WHAT YOU SHOULD DO:
Every line containing the word "values" needs to be found and copied.

================

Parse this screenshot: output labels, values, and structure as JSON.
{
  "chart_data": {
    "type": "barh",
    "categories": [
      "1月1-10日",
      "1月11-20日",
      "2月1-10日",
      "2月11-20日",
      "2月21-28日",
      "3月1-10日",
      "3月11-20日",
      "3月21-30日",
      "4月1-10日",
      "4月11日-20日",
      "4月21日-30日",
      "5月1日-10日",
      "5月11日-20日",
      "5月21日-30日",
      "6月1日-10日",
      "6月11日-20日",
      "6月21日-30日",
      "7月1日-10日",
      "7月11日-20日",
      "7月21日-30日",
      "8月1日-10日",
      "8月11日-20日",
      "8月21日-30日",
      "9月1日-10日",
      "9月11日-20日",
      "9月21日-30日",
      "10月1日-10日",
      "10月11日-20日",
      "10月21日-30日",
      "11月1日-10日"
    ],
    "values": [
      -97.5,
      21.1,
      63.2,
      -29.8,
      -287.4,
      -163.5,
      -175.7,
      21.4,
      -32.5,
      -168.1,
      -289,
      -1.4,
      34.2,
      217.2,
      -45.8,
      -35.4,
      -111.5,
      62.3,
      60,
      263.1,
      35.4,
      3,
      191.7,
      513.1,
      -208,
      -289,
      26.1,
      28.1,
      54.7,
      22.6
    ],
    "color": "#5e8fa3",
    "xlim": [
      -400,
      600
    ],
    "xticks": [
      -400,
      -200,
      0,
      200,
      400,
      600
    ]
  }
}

================

RESPONSE FOR THIS EXERCISE:
Parse this screenshot: output labels, values, and structure as JSON.
    "values": [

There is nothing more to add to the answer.